[BEGIN Extract to read]

# Shimano MW80's ROCK!!!



## ecub (Sep 3, 2011)

I wore my Shimano MW80 winter boots for the first time out in the field today. I wore them before, but it's only in the city streets, no rain. My Salsa Mukluk2 just arrived, so I decided to bike through some ATV trails. They were wooded trails, with some open fields, with deep ruts, some filled with water. I got stuck in one rut and was forced to plant my foot down in the water. The water was almost ankle deep. The first thing I was thinking is "Great, now my feet are going to be soaked". I was surprised they weren't. The picture below shows me in a puddle, but the one I stepped in was allot deeper...










I continued through the trails and decided to ride through another water filled rut. It didn't appear deep and I was able to peddle through it. Not until did I get in the middle, did I realize that it was really deep. I realize that if I stop, I would be completly soaked from the knees down, so I continued to peddle through it. Surprisingly, I made it through. My shoes were completely submerged under water, past the ankle. I did feel a little water up by the ankle, but it stopped there. My socks wasn't even soaked.

The following photo shows how deep the bike can get. Unfortunately, where I rode through was deeper...










I did wear my Pearl iZumi ELITE Barrier WxB Convertible pants over my PI P.R.O Softshell Cycle bib tights so I was warm and water proof.

[END Extract to read]

| The request |
Continue the forum post about riding through flooded trails in Shimano MW80 winter boots, starting right after its last sentence.

[BEGIN Dataset]

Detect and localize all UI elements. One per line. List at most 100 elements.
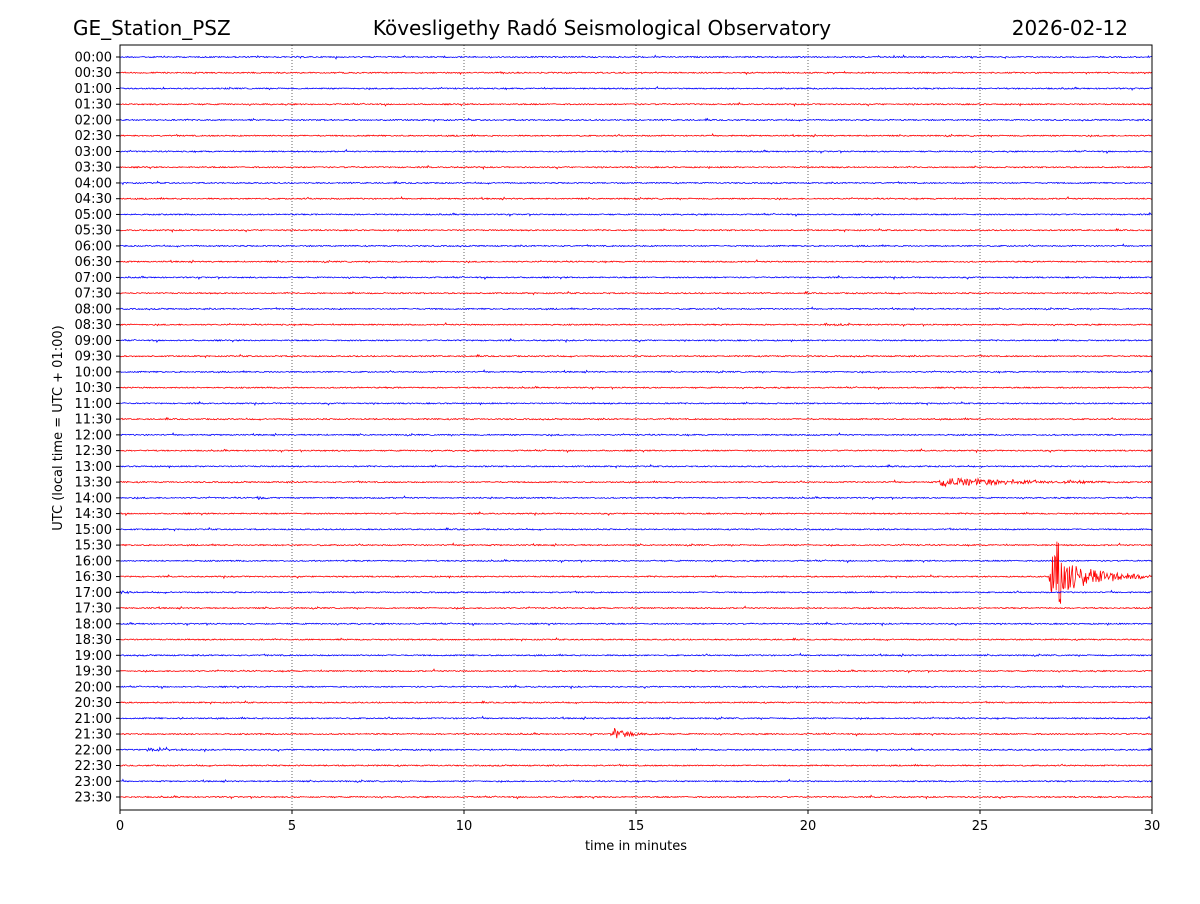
trace-1530: [119, 542, 1153, 547]
y-axis-label: UTC (local time = UTC + 01:00): [51, 325, 66, 530]
y-tick-label: 03:30: [75, 161, 112, 176]
y-tick-label: 17:30: [75, 602, 112, 617]
y-tick-label: 13:00: [75, 460, 112, 475]
trace-1830: [119, 637, 1153, 642]
y-tick-label: 12:30: [75, 444, 112, 459]
trace-1900: [119, 652, 1153, 658]
y-tick-label: 03:00: [75, 145, 112, 160]
trace-2130: [119, 727, 1153, 739]
trace-1230: [119, 448, 1153, 454]
trace-0300: [119, 148, 1152, 154]
x-tick-label: 10: [456, 819, 473, 834]
trace-0630: [119, 258, 1153, 264]
y-tick-label: 10:00: [75, 365, 112, 380]
y-tick-label: 08:00: [75, 302, 112, 317]
trace-2200: [119, 746, 1153, 753]
y-tick-label: 05:00: [75, 208, 112, 223]
y-tick-label: 22:00: [75, 743, 112, 758]
trace-0930: [119, 353, 1153, 359]
trace-1200: [119, 432, 1153, 437]
x-tick-label: 15: [628, 819, 645, 834]
y-tick-label: 02:30: [75, 129, 112, 144]
trace-0830: [119, 322, 1153, 328]
grid-lines: [291, 45, 981, 810]
y-tick-label: 05:30: [75, 224, 112, 239]
trace-1300: [119, 463, 1153, 469]
y-tick-label: 18:00: [75, 617, 112, 632]
y-tick-label: 02:00: [75, 113, 112, 128]
y-tick-label: 01:00: [75, 82, 112, 97]
trace-1630: [119, 541, 1153, 604]
station-title: GE_Station_PSZ: [73, 16, 231, 40]
x-axis: 0 5 10 15 20 25 30: [116, 810, 1160, 834]
y-tick-label: 04:30: [75, 192, 112, 207]
trace-1500: [119, 526, 1153, 532]
trace-2030: [119, 700, 1153, 705]
x-tick-label: 0: [116, 819, 124, 834]
y-tick-label: 04:00: [75, 176, 112, 191]
trace-0500: [120, 211, 1152, 217]
trace-0430: [119, 195, 1153, 201]
x-tick-label: 30: [1144, 819, 1161, 834]
y-tick-label: 07:30: [75, 287, 112, 302]
y-tick-label: 19:30: [75, 665, 112, 680]
trace-0700: [119, 274, 1153, 281]
trace-1100: [120, 400, 1153, 407]
trace-1430: [119, 511, 1153, 517]
observatory-title: Kövesligethy Radó Seismological Observat…: [373, 16, 831, 40]
trace-2100: [119, 715, 1153, 721]
trace-0200: [119, 117, 1153, 123]
y-tick-label: 15:30: [75, 539, 112, 554]
y-tick-label: 23:00: [75, 775, 112, 790]
y-tick-label: 16:00: [75, 554, 112, 569]
trace-2000: [119, 684, 1153, 690]
trace-1730: [119, 605, 1153, 610]
x-axis-label: time in minutes: [585, 839, 687, 854]
trace-0030: [119, 70, 1153, 76]
trace-0800: [119, 306, 1153, 311]
y-tick-label: 06:00: [75, 239, 112, 254]
trace-1930: [119, 668, 1153, 674]
y-axis: 00:0000:3001:0001:3002:0002:3003:0003:30…: [75, 51, 120, 806]
y-tick-label: 09:00: [75, 334, 112, 349]
trace-0730: [119, 290, 1153, 296]
trace-1130: [119, 416, 1153, 421]
trace-0230: [119, 133, 1153, 138]
y-tick-label: 13:30: [75, 476, 112, 491]
y-tick-label: 06:30: [75, 255, 112, 270]
x-tick-label: 20: [800, 819, 817, 834]
trace-0900: [120, 337, 1153, 344]
trace-1400: [119, 495, 1153, 501]
trace-2300: [119, 778, 1153, 784]
y-tick-label: 00:00: [75, 51, 112, 66]
trace-1330: [119, 477, 1153, 488]
y-tick-label: 20:00: [75, 680, 112, 695]
trace-1030: [119, 385, 1153, 391]
trace-2230: [119, 763, 1153, 768]
y-tick-label: 11:30: [75, 413, 112, 428]
y-tick-label: 21:30: [75, 728, 112, 743]
trace-1800: [119, 621, 1153, 627]
trace-0600: [119, 243, 1153, 248]
trace-1700: [119, 589, 1153, 595]
trace-1000: [119, 369, 1153, 374]
trace-0100: [119, 85, 1153, 91]
traces: [119, 54, 1153, 800]
y-tick-label: 22:30: [75, 759, 112, 774]
y-tick-label: 07:00: [75, 271, 112, 286]
trace-0000: [120, 54, 1153, 60]
y-tick-label: 10:30: [75, 381, 112, 396]
y-tick-label: 20:30: [75, 696, 112, 711]
y-tick-label: 01:30: [75, 98, 112, 113]
y-tick-label: 11:00: [75, 397, 112, 412]
y-tick-label: 15:00: [75, 523, 112, 538]
y-tick-label: 14:00: [75, 491, 112, 506]
x-tick-label: 25: [972, 819, 989, 834]
trace-0330: [119, 164, 1153, 171]
y-tick-label: 14:30: [75, 507, 112, 522]
y-tick-label: 00:30: [75, 66, 112, 81]
trace-2330: [119, 794, 1153, 800]
trace-0530: [119, 227, 1153, 233]
y-tick-label: 09:30: [75, 350, 112, 365]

[END Dataset]

| Answer to this task |
So if you're looking for waterproof winter cycling shoes, the Shimano MW80's are an excellent thoice. I'm sure the newer Shimano MW81's have the same waterproof protection.


----------



## Stumpjumpy (Sep 7, 2011)

Nice.

I have a set of the 81's and can report similar hapiness. Dry feet are mandatory in cold weather. Gore-Tex is a wonderful thing.


----------



## Fastcars12 (Mar 27, 2011)

I am assuming that these shoes are insulated as well. What kind (Thinsulate or other?) and how much (40, 100, 200 grams?). I am looking for some winter riding shoes as my feet are freezing even though there isn't too much snow yet. How crazy is it to not have snow this time of year in CNY? It's the longest it's been clear that I can remember, but still pretty cold. And that's a killer looking bike. I hope we get a ride review once you've had it in some snow for a while.


----------



## faca (Apr 5, 2012)

hello
I need you help, my bare foot length is 26 cm which size my I order, thanks


----------



## .40AET (Jun 7, 2007)

I've had a pair for 5 years and they're still going strong. One of the best investments that I've made for riding. I'm looking forward to the new design when mine get replaced.


----------



## NYrr496 (Sep 10, 2008)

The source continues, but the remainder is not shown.